▶ **Challenge**:
Exactly reproduce each line of the listing that follows.

▶ **Provided data**:
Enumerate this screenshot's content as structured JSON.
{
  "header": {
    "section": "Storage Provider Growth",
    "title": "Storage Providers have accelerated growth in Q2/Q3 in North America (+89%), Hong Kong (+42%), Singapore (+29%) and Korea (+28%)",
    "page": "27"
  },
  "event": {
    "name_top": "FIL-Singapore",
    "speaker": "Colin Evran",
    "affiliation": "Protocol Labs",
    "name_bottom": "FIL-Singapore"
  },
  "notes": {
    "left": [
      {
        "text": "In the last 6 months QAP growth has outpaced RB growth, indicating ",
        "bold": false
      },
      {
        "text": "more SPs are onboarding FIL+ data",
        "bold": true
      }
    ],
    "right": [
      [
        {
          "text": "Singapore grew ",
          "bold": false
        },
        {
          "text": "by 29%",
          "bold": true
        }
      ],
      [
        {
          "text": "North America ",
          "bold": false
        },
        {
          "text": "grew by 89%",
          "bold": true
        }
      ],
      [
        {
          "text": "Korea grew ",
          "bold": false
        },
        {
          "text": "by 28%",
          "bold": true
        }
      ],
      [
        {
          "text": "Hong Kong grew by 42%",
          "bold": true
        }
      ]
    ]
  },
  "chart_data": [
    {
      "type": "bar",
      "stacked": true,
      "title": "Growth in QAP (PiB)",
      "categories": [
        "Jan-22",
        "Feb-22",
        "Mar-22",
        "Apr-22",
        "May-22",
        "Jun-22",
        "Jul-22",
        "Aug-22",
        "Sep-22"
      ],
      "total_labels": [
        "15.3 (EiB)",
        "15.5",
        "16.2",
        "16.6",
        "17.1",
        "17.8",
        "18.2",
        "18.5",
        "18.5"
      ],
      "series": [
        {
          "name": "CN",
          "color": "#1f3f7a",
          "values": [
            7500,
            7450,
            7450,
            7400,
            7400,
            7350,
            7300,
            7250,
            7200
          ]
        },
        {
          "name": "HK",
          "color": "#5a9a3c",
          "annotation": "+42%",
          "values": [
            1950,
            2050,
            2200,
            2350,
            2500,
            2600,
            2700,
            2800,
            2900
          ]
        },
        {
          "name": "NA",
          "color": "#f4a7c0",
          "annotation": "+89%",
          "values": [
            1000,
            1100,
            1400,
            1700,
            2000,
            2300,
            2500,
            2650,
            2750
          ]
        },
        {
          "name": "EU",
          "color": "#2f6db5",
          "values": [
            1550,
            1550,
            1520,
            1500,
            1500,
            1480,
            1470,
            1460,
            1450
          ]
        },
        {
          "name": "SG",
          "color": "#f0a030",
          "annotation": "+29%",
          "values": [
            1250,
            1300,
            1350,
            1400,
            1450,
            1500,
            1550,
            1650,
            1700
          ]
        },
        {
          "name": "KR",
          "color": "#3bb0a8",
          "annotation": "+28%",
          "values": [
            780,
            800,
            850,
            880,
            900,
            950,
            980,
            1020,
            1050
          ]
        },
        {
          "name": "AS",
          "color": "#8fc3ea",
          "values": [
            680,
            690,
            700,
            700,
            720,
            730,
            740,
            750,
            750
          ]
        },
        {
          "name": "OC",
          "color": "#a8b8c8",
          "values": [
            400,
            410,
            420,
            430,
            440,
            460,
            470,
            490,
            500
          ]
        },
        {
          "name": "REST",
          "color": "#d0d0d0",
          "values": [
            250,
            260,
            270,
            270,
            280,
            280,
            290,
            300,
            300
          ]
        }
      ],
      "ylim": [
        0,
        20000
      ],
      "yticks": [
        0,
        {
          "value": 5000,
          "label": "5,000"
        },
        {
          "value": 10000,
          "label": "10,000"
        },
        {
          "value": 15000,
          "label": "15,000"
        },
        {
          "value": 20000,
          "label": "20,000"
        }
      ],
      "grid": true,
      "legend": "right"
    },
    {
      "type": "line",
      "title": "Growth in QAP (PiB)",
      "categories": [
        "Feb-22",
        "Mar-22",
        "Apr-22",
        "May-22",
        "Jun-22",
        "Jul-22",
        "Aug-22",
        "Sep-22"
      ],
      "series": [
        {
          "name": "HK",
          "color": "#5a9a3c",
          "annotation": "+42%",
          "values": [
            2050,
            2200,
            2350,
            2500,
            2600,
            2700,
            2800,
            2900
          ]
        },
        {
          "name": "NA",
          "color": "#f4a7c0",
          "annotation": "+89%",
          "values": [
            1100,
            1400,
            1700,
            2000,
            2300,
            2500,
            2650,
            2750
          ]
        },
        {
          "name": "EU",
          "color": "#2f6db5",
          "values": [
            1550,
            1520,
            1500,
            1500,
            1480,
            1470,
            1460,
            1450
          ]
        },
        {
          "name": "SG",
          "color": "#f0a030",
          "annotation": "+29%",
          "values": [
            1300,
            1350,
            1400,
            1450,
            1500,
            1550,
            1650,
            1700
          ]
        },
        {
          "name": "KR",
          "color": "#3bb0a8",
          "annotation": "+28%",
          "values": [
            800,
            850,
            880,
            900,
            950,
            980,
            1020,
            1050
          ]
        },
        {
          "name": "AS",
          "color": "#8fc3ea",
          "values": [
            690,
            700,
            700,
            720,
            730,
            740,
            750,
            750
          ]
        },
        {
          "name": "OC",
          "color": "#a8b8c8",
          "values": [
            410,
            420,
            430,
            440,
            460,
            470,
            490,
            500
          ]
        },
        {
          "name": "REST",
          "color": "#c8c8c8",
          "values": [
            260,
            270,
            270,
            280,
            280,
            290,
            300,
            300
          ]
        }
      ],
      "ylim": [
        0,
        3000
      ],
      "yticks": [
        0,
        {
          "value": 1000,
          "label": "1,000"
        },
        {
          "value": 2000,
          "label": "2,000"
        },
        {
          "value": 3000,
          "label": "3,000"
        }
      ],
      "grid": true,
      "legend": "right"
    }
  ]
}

▶ **Full output**:
Enumerate this screenshot's content as structured JSON.
{
  "header": {
    "section": "Storage Provider Growth",
    "title": "Storage Providers have accelerated growth in Q2/Q3 in North America (+89%), Hong Kong (+42%), Singapore (+29%) and Korea (+28%)",
    "page": "27"
  },
  "event": {
    "name_top": "FIL-Singapore",
    "speaker": "Colin Evran",
    "affiliation": "Protocol Labs",
    "name_bottom": "FIL-Singapore"
  },
  "notes": {
    "left": [
      {
        "text": "In the last 6 months QAP growth has outpaced RB growth, indicating ",
        "bold": false
      },
      {
        "text": "more SPs are onboarding FIL+ data",
        "bold": true
      }
    ],
    "right": [
      [
        {
          "text": "Singapore grew ",
          "bold": false
        },
        {
          "text": "by 29%",
          "bold": true
        }
      ],
      [
        {
          "text": "North America ",
          "bold": false
        },
        {
          "text": "grew by 89%",
          "bold": true
        }
      ],
      [
        {
          "text": "Korea grew ",
          "bold": false
        },
        {
          "text": "by 28%",
          "bold": true
        }
      ],
      [
        {
          "text": "Hong Kong grew by 42%",
          "bold": true
        }
      ]
    ]
  },
  "chart_data": [
    {
      "type": "bar",
      "stacked": true,
      "title": "Growth in QAP (PiB)",
      "categories": [
        "Jan-22",
        "Feb-22",
        "Mar-22",
        "Apr-22",
        "May-22",
        "Jun-22",
        "Jul-22",
        "Aug-22",
        "Sep-22"
      ],
      "total_labels": [
        "15.3 (EiB)",
        "15.5",
        "16.2",
        "16.6",
        "17.1",
        "17.8",
        "18.2",
        "18.5",
        "18.5"
      ],
      "series": [
        {
          "name": "CN",
          "color": "#1f3f7a",
          "values": [
            7500,
            7450,
            7450,
            7400,
            7400,
            7350,
            7300,
            7250,
            7200
          ]
        },
        {
          "name": "HK",
          "color": "#5a9a3c",
          "annotation": "+42%",
          "values": [
            1950,
            2050,
            2200,
            2350,
            2500,
            2600,
            2700,
            2800,
            2900
          ]
        },
        {
          "name": "NA",
          "color": "#f4a7c0",
          "annotation": "+89%",
          "values": [
            1000,
            1100,
            1400,
            1700,
            2000,
            2300,
            2500,
            2650,
            2750
          ]
        },
        {
          "name": "EU",
          "color": "#2f6db5",
          "values": [
            1550,
            1550,
            1520,
            1500,
            1500,
            1480,
            1470,
            1460,
            1450
          ]
        },
        {
          "name": "SG",
          "color": "#f0a030",
          "annotation": "+29%",
          "values": [
            1250,
            1300,
            1350,
            1400,
            1450,
            1500,
            1550,
            1650,
            1700
          ]
        },
        {
          "name": "KR",
          "color": "#3bb0a8",
          "annotation": "+28%",
          "values": [
            780,
            800,
            850,
            880,
            900,
            950,
            980,
            1020,
            1050
          ]
        },
        {
          "name": "AS",
          "color": "#8fc3ea",
          "values": [
            680,
            690,
            700,
            700,
            720,
            730,
            740,
            750,
            750
          ]
        },
        {
          "name": "OC",
          "color": "#a8b8c8",
          "values": [
            400,
            410,
            420,
            430,
            440,
            460,
            470,
            490,
            500
          ]
        },
        {
          "name": "REST",
          "color": "#d0d0d0",
          "values": [
            250,
            260,
            270,
            270,
            280,
            280,
            290,
            300,
            300
          ]
        }
      ],
      "ylim": [
        0,
        20000
      ],
      "yticks": [
        0,
        {
          "value": 5000,
          "label": "5,000"
        },
        {
          "value": 10000,
          "label": "10,000"
        },
        {
          "value": 15000,
          "label": "15,000"
        },
        {
          "value": 20000,
          "label": "20,000"
        }
      ],
      "grid": true,
      "legend": "right"
    },
    {
      "type": "line",
      "title": "Growth in QAP (PiB)",
      "categories": [
        "Feb-22",
        "Mar-22",
        "Apr-22",
        "May-22",
        "Jun-22",
        "Jul-22",
        "Aug-22",
        "Sep-22"
      ],
      "series": [
        {
          "name": "HK",
          "color": "#5a9a3c",
          "annotation": "+42%",
          "values": [
            2050,
            2200,
            2350,
            2500,
            2600,
            2700,
            2800,
            2900
          ]
        },
        {
          "name": "NA",
          "color": "#f4a7c0",
          "annotation": "+89%",
          "values": [
            1100,
            1400,
            1700,
            2000,
            2300,
            2500,
            2650,
            2750
          ]
        },
        {
          "name": "EU",
          "color": "#2f6db5",
          "values": [
            1550,
            1520,
            1500,
            1500,
            1480,
            1470,
            1460,
            1450
          ]
        },
        {
          "name": "SG",
          "color": "#f0a030",
          "annotation": "+29%",
          "values": [
            1300,
            1350,
            1400,
            1450,
            1500,
            1550,
            1650,
            1700
          ]
        },
        {
          "name": "KR",
          "color": "#3bb0a8",
          "annotation": "+28%",
          "values": [
            800,
            850,
            880,
            900,
            950,
            980,
            1020,
            1050
          ]
        },
        {
          "name": "AS",
          "color": "#8fc3ea",
          "values": [
            690,
            700,
            700,
            720,
            730,
            740,
            750,
            750
          ]
        },
        {
          "name": "OC",
          "color": "#a8b8c8",
          "values": [
            410,
            420,
            430,
            440,
            460,
            470,
            490,
            500
          ]
        },
        {
          "name": "REST",
          "color": "#c8c8c8",
          "values": [
            260,
            270,
            270,
            280,
            280,
            290,
            300,
            300
          ]
        }
      ],
      "ylim": [
        0,
        3000
      ],
      "yticks": [
        0,
        {
          "value": 1000,
          "label": "1,000"
        },
        {
          "value": 2000,
          "label": "2,000"
        },
        {
          "value": 3000,
          "label": "3,000"
        }
      ],
      "grid": true,
      "legend": "right"
    }
  ]
}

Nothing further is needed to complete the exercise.